● **Dataset entries**
____

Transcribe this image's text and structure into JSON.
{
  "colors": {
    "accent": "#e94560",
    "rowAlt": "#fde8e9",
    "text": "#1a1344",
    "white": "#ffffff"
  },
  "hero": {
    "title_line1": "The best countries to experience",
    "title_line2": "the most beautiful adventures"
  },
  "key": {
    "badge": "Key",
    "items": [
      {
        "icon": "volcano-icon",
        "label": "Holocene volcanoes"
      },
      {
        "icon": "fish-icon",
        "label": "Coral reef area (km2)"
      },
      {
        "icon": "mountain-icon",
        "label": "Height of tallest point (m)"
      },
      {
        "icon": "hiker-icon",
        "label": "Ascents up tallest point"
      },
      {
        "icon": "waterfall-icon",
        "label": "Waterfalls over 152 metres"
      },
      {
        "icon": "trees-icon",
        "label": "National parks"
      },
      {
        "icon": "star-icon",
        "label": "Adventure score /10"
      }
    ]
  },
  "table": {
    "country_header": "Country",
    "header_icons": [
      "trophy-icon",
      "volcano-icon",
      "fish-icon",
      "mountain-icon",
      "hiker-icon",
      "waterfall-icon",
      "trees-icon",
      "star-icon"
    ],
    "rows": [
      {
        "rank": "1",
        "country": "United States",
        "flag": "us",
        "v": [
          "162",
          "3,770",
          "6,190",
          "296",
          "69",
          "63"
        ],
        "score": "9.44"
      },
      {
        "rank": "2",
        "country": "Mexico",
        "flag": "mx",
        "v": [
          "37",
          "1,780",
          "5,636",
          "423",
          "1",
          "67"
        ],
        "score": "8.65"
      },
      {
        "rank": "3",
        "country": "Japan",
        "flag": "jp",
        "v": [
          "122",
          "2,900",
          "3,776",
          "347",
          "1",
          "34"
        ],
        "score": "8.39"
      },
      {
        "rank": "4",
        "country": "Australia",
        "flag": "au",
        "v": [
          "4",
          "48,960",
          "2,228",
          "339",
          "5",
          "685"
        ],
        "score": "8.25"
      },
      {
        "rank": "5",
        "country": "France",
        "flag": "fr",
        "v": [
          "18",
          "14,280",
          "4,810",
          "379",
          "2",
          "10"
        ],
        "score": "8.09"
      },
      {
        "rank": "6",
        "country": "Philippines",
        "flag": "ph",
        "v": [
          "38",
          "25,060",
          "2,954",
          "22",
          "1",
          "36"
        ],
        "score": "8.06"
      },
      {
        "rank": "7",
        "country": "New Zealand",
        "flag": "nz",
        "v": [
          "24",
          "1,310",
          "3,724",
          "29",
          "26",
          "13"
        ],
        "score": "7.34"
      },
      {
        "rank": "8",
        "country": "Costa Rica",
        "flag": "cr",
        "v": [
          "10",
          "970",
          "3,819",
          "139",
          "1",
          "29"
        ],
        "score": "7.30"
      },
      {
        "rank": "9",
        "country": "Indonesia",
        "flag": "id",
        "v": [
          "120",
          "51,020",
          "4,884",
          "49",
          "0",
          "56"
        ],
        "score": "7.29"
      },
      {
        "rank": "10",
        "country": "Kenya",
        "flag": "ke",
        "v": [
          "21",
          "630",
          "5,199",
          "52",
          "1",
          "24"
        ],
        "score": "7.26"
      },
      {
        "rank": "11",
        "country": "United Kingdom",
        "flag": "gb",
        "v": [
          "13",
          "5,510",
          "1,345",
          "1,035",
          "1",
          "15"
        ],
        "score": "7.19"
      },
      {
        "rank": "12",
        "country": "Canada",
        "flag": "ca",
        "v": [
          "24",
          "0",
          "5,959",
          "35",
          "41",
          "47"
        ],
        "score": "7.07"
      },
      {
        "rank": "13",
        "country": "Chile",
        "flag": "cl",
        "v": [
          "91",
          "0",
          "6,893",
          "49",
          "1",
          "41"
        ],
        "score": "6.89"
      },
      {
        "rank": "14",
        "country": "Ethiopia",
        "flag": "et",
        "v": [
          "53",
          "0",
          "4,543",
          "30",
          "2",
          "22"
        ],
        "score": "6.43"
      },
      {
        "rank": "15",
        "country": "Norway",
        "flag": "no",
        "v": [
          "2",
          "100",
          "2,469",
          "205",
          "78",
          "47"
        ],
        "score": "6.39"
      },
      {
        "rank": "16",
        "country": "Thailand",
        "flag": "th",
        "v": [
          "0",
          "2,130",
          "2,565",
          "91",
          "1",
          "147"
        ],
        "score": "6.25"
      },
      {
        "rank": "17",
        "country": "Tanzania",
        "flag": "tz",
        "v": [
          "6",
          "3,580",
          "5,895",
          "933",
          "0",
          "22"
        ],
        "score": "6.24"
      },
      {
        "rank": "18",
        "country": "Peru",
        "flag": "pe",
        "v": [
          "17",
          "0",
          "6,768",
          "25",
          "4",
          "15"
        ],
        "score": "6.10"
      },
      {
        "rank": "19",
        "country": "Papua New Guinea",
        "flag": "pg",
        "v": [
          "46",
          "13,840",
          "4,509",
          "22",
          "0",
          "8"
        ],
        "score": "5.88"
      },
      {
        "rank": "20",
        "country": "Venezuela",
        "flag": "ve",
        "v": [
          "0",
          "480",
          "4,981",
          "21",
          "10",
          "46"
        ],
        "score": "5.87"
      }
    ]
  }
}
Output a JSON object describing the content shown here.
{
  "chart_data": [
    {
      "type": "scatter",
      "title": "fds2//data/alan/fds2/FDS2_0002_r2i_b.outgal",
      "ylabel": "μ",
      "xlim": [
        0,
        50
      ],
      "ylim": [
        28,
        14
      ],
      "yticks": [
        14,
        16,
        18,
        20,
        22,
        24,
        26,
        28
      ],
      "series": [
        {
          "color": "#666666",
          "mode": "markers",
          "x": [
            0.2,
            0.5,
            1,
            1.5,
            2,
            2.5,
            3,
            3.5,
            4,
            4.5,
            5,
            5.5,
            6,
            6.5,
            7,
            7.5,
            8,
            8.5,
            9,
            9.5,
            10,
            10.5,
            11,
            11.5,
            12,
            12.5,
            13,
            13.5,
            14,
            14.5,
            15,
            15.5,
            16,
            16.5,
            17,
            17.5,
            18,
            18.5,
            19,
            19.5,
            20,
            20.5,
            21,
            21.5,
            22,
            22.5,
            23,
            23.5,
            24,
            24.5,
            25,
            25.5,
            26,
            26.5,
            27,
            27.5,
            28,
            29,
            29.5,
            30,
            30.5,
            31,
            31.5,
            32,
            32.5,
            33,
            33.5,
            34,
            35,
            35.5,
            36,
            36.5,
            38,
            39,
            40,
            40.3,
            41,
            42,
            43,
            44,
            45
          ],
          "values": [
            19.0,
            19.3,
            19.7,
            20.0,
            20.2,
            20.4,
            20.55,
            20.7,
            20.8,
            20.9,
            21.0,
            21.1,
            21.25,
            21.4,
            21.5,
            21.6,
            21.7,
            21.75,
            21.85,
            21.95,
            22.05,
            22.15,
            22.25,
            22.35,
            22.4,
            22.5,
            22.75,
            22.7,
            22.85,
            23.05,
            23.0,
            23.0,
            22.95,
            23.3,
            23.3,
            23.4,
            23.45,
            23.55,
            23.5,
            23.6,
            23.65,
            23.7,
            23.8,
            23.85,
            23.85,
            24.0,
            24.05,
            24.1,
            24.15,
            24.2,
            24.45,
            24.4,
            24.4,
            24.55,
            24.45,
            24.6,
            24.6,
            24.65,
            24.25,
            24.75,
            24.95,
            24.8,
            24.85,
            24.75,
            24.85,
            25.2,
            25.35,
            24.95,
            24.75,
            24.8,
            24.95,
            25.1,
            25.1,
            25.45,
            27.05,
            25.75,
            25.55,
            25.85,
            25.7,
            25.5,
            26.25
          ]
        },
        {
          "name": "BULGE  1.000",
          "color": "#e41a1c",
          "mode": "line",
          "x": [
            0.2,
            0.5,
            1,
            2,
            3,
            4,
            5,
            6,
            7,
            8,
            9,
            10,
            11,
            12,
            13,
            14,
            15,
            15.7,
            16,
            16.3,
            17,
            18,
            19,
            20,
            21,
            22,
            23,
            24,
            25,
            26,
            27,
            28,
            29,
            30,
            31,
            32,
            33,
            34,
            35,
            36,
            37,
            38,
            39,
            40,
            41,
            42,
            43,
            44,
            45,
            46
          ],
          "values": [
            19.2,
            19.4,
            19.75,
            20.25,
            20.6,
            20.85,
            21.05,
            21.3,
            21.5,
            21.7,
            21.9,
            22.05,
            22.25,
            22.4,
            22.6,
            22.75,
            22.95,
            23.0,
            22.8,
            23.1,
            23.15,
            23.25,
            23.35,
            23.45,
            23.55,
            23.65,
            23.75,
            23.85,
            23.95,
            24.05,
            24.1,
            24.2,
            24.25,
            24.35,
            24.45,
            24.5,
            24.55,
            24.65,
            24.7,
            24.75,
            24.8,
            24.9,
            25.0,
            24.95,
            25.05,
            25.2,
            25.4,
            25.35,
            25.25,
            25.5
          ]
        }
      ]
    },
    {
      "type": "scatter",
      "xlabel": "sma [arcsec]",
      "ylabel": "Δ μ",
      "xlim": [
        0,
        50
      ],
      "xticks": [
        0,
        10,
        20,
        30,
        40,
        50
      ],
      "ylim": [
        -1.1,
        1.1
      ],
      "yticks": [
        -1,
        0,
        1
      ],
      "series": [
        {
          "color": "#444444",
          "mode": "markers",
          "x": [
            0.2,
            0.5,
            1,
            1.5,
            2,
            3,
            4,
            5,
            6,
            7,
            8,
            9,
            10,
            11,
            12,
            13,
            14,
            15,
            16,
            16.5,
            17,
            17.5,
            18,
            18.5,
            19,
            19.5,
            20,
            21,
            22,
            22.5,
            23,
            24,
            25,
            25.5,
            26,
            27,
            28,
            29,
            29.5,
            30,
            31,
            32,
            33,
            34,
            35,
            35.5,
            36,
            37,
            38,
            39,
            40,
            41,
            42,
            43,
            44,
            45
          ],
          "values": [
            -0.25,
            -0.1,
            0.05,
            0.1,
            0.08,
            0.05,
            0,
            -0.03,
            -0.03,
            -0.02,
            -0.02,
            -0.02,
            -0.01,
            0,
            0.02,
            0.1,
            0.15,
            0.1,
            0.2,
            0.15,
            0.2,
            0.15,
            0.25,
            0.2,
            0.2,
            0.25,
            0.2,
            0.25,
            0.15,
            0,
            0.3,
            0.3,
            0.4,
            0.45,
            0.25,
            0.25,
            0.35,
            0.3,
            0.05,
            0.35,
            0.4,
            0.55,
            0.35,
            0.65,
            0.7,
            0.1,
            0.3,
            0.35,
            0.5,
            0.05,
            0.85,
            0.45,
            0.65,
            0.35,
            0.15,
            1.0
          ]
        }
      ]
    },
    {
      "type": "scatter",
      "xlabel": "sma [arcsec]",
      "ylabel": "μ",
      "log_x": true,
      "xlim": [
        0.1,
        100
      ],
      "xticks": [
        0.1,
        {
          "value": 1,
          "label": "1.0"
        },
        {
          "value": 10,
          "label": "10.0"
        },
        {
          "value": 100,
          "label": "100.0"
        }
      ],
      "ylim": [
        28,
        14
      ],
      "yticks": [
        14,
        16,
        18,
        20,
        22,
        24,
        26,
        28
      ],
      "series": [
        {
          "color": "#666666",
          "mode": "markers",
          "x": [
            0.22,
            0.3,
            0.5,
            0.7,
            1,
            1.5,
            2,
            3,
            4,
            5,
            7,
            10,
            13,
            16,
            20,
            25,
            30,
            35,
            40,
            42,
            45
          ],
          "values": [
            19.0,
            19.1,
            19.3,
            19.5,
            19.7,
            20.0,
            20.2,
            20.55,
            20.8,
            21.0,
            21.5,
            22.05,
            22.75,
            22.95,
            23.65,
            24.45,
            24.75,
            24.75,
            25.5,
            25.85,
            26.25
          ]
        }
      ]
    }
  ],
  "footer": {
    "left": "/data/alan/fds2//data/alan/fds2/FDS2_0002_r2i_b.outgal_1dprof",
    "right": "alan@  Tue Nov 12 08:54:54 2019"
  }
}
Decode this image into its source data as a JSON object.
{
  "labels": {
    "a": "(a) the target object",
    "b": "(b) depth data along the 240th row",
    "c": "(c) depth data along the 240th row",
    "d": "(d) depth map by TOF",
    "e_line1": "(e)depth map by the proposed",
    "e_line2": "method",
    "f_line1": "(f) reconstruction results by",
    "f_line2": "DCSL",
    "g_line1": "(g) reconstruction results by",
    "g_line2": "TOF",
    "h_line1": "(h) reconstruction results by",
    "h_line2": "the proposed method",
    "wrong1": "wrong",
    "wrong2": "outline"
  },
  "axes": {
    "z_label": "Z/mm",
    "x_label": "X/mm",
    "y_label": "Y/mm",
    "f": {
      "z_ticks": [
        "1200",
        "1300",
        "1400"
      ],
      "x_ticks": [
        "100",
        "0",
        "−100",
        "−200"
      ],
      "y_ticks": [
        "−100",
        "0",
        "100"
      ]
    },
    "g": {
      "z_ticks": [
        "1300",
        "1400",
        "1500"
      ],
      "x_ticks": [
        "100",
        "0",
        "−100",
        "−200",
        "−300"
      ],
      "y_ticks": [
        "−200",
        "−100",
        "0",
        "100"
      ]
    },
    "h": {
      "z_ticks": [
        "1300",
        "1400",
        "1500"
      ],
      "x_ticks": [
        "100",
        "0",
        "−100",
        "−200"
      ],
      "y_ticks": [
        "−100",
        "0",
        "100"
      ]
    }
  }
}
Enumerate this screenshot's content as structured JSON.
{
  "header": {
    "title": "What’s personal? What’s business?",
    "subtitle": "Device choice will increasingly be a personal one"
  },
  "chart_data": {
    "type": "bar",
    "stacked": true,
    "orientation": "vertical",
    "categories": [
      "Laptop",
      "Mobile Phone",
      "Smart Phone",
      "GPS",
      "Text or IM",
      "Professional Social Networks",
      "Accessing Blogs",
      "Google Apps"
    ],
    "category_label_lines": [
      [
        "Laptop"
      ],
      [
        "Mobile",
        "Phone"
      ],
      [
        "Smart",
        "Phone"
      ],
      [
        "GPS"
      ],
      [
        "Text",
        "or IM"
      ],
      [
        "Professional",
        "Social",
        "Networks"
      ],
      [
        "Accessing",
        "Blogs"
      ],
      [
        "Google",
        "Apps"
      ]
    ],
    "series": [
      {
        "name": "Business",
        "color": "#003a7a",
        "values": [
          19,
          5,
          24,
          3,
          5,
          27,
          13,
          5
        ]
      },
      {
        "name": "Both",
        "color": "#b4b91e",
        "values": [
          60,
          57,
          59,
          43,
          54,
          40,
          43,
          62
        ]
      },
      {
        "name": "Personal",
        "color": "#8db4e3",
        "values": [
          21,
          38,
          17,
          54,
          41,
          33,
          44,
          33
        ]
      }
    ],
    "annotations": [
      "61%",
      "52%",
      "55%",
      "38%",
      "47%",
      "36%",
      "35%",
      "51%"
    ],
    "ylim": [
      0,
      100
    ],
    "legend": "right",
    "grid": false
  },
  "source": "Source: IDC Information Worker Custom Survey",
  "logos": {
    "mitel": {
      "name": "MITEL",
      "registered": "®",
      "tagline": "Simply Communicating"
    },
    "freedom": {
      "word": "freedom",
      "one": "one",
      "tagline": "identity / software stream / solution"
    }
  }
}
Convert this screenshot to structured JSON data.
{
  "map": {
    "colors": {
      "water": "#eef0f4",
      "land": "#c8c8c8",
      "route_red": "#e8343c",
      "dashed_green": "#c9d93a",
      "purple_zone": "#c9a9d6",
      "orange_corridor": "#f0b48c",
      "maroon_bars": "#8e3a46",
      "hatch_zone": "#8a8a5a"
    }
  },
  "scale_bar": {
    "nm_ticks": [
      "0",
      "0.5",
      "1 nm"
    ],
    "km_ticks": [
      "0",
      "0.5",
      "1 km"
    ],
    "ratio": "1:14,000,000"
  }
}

____

● **Objective**
Only those lines running from the one containing "Convert this screenshot" through the last line of the data above are to be copied, exactly, with both ends included.

● **Response below**
Convert this screenshot to structured JSON data.
{
  "map": {
    "colors": {
      "water": "#eef0f4",
      "land": "#c8c8c8",
      "route_red": "#e8343c",
      "dashed_green": "#c9d93a",
      "purple_zone": "#c9a9d6",
      "orange_corridor": "#f0b48c",
      "maroon_bars": "#8e3a46",
      "hatch_zone": "#8a8a5a"
    }
  },
  "scale_bar": {
    "nm_ticks": [
      "0",
      "0.5",
      "1 nm"
    ],
    "km_ticks": [
      "0",
      "0.5",
      "1 km"
    ],
    "ratio": "1:14,000,000"
  }
}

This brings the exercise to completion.